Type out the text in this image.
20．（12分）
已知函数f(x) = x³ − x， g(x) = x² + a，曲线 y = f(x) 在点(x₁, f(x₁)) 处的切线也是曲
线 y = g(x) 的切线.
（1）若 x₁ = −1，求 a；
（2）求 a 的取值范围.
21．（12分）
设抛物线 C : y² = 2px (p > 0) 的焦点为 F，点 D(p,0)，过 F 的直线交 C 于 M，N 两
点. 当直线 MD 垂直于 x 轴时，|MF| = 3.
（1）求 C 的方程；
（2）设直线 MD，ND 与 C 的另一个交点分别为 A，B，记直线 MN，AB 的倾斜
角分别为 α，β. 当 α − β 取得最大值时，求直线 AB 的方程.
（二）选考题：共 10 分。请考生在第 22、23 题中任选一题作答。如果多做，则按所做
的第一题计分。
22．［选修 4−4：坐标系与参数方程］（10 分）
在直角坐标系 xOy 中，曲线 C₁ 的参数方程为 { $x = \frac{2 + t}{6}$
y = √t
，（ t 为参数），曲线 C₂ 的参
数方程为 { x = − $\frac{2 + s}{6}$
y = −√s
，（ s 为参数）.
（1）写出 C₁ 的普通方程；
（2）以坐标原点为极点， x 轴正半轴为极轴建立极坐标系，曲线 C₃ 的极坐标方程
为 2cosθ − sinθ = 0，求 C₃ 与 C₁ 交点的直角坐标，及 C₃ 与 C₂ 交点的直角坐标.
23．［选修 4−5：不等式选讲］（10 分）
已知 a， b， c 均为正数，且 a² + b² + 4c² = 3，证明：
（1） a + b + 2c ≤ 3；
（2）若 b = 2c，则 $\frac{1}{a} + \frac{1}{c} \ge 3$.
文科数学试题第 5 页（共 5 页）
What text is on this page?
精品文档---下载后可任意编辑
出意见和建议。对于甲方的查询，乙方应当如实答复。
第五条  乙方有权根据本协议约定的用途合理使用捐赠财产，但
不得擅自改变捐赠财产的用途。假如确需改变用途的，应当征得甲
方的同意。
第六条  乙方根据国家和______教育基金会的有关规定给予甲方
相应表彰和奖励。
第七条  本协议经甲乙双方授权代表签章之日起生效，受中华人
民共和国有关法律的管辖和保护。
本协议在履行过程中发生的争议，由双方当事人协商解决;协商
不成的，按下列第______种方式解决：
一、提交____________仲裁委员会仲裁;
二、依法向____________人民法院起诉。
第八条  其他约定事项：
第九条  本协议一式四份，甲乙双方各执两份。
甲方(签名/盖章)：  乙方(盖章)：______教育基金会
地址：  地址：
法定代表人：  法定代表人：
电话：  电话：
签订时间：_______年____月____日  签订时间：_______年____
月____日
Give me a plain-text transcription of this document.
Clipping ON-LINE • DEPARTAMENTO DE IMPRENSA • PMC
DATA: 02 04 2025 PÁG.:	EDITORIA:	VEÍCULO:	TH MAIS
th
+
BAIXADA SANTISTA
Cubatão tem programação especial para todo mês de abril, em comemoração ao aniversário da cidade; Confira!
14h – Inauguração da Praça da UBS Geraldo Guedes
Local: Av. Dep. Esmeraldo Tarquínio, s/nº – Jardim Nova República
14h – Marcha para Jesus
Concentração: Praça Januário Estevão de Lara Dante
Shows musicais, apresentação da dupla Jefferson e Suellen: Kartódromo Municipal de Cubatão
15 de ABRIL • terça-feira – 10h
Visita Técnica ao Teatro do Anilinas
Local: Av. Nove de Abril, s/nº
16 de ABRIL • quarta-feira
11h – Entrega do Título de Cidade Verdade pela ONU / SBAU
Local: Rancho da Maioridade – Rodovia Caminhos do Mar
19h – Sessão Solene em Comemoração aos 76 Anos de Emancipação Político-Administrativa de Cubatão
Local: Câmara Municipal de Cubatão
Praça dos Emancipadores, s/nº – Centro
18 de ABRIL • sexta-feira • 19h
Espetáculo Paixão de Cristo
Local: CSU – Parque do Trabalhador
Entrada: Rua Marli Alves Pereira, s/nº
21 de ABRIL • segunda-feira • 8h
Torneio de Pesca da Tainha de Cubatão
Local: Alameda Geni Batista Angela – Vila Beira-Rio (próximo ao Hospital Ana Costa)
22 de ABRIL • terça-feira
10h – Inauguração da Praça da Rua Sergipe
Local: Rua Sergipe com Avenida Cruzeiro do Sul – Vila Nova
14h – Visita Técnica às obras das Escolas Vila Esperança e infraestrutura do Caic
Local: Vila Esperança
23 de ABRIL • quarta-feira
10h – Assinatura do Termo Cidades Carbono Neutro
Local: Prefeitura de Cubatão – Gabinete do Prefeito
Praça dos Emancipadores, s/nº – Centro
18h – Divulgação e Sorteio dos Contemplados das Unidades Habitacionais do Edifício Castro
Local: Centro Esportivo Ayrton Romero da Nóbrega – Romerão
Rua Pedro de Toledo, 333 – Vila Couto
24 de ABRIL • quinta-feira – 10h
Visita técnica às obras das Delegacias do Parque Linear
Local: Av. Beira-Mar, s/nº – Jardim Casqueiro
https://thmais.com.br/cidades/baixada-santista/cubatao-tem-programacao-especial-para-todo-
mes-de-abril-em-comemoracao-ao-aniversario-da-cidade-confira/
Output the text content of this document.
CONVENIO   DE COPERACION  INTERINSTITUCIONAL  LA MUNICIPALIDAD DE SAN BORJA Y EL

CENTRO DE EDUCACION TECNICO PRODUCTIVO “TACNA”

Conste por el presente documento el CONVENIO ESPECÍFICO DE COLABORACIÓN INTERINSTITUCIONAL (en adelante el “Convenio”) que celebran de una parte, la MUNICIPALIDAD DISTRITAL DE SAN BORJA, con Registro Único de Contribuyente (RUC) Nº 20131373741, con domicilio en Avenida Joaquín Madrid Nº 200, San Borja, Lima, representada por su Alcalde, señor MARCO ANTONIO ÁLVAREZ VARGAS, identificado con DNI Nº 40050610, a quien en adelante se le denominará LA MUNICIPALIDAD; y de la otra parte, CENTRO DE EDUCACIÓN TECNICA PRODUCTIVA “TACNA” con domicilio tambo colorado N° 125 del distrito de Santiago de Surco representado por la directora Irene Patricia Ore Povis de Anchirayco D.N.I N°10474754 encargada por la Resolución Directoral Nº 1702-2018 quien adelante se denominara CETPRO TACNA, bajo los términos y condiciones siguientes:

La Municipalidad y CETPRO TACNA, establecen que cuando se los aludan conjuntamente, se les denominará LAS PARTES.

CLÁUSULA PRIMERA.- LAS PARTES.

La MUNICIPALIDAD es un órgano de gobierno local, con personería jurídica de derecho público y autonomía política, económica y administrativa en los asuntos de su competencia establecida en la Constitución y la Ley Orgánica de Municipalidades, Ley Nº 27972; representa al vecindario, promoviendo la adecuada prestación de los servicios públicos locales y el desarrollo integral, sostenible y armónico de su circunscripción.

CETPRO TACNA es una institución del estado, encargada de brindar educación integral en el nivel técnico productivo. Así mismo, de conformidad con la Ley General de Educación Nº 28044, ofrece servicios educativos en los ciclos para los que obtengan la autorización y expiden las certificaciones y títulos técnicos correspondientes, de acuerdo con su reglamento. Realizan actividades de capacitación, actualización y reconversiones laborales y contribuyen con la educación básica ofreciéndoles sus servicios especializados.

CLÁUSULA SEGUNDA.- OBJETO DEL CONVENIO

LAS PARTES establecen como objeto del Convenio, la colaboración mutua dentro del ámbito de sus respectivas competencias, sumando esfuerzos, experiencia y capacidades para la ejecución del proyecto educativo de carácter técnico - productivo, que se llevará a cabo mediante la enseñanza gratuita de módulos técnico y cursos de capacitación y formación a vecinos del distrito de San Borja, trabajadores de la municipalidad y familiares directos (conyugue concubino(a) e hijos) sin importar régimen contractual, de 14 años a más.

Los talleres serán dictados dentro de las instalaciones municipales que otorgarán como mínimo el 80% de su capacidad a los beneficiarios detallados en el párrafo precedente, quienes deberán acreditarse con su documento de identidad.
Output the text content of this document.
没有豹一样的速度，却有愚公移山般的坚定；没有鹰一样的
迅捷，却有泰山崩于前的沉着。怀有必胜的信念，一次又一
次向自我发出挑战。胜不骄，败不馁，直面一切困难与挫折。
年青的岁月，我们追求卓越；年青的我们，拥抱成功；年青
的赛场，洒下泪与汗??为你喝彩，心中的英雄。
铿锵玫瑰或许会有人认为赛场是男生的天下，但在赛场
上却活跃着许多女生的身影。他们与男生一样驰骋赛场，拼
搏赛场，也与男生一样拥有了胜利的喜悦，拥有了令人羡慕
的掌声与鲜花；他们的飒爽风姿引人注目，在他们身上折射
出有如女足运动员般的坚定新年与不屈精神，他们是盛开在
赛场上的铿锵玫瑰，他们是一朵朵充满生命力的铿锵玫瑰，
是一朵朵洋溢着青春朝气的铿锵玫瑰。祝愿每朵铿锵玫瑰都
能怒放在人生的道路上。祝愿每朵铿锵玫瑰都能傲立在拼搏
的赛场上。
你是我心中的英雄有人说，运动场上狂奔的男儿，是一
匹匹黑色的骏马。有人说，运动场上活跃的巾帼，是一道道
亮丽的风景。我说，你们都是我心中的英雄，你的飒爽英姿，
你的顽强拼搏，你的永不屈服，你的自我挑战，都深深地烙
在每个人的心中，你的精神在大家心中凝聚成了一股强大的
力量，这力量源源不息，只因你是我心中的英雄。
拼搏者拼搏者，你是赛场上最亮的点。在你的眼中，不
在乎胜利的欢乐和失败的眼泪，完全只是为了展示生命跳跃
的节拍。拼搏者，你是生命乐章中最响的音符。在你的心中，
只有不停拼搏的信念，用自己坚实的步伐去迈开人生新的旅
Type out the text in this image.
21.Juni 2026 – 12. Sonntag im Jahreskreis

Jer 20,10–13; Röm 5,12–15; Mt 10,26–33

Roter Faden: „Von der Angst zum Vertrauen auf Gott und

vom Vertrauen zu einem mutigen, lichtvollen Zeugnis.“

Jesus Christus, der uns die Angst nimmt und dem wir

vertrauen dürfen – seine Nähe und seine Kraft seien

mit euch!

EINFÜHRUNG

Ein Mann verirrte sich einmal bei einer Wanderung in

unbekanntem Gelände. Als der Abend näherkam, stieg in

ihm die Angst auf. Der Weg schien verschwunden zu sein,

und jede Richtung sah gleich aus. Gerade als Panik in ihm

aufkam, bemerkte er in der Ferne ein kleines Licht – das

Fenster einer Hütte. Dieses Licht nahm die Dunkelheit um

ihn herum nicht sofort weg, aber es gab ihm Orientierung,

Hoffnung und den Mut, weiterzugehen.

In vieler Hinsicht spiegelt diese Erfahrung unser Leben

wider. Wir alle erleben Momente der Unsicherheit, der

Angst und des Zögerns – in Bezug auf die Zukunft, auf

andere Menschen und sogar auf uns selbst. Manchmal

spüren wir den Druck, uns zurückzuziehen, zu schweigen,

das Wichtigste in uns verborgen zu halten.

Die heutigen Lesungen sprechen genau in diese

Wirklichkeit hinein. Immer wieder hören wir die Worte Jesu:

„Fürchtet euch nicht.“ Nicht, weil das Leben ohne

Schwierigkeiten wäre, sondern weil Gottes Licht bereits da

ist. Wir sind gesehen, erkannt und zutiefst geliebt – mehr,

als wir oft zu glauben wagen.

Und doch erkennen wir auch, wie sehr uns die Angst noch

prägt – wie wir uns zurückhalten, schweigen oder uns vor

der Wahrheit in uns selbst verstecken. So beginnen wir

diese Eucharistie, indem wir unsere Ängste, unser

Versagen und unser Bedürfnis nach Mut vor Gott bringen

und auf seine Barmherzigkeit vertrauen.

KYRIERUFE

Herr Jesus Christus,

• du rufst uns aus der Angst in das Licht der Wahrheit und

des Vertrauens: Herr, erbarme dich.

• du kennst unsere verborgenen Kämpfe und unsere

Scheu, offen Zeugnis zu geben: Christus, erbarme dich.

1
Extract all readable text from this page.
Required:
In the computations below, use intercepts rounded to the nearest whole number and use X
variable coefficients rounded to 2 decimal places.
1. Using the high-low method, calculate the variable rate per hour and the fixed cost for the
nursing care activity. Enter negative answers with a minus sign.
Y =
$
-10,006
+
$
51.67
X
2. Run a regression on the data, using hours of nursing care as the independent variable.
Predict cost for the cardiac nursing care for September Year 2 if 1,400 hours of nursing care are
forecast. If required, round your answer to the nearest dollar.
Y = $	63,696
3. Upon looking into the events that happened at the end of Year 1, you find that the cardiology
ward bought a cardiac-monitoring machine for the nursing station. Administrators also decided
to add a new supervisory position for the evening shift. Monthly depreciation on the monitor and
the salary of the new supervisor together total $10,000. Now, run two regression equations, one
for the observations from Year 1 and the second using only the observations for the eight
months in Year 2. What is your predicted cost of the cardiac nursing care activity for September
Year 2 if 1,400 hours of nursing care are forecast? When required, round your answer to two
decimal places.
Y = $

··········

▶ _The problem_
Lines of the material that contain the word "text" are to be gathered.

▶ _The response_
Type out the text in this image.
What text is on this page?
Give me a plain-text transcription of this document.
Output the text content of this document.
Output the text content of this document.
Type out the text in this image.
Extract all readable text from this page.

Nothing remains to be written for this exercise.